#### Records shown
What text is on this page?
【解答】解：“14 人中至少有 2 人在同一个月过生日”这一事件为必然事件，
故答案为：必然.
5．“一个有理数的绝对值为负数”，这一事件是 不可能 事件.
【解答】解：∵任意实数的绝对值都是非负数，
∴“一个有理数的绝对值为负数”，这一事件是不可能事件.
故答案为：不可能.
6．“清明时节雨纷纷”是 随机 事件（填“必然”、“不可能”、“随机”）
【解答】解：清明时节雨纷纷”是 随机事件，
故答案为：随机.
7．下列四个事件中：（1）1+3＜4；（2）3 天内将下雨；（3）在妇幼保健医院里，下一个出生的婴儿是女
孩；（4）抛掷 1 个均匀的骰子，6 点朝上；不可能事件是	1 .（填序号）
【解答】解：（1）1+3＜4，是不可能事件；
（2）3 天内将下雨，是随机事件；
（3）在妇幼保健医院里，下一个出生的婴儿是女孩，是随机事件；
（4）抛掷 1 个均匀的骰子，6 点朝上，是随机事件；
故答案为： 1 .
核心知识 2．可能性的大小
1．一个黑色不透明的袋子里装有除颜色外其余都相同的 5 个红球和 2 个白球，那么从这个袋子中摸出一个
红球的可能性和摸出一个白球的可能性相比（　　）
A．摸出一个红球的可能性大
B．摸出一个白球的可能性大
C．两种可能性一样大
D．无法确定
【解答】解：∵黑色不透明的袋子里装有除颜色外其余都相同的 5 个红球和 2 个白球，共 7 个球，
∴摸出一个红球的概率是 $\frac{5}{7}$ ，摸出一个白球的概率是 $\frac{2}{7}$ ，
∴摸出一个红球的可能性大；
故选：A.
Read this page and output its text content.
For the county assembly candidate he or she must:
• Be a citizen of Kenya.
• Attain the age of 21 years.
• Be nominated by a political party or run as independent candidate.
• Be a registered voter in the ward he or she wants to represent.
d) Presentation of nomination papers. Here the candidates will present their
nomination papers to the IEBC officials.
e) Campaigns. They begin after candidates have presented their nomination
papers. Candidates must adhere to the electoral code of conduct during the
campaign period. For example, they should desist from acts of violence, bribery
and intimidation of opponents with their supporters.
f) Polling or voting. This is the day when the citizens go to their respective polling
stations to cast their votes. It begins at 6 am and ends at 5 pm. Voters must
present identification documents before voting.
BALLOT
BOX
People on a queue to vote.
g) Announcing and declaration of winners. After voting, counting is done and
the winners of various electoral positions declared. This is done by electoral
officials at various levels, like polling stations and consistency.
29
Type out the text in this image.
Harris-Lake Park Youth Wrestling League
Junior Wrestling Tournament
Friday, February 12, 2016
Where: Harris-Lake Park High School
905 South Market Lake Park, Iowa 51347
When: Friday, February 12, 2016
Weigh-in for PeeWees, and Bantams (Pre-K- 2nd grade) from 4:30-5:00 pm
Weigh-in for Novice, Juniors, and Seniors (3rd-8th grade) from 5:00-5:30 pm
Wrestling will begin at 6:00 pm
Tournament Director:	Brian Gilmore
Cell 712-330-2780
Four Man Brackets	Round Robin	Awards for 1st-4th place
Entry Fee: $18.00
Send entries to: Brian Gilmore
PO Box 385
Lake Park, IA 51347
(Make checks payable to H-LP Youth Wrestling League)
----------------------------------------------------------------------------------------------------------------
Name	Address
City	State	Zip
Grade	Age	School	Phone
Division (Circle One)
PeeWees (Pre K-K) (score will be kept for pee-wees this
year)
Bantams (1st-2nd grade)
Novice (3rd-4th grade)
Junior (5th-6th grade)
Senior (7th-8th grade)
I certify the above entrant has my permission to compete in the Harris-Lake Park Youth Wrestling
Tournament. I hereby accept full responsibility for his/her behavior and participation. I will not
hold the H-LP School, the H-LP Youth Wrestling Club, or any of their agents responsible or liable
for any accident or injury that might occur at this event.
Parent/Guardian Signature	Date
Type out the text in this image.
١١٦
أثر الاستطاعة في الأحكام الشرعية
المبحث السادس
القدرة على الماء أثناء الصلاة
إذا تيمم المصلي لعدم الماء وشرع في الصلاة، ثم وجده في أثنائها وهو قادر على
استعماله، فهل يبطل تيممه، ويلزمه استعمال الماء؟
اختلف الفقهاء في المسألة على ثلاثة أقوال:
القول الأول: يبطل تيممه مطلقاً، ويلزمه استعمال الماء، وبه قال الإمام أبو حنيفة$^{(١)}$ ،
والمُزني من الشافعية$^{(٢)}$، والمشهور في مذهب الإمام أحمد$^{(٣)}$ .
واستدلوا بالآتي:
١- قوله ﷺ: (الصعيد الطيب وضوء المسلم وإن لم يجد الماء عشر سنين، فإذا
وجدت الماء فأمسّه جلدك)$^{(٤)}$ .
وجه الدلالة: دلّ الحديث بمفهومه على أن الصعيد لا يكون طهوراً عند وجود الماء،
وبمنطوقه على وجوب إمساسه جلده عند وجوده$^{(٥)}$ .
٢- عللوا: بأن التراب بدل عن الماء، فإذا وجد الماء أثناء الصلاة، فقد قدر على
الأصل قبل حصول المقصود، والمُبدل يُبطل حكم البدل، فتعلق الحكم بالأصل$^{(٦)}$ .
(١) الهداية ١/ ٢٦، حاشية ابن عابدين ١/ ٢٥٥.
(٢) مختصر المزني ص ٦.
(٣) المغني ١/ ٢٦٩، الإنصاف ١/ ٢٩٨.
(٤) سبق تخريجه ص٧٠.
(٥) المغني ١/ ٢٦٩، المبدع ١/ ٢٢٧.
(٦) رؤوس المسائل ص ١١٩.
########
**Work required**
Show the lines where the word "个均匀的骰子" appears in the entries.

**Result**
孩；（4）抛掷 1 个均匀的骰子，6 点朝上；不可能事件是	1 .（填序号）
（4）抛掷 1 个均匀的骰子，6 点朝上，是随机事件；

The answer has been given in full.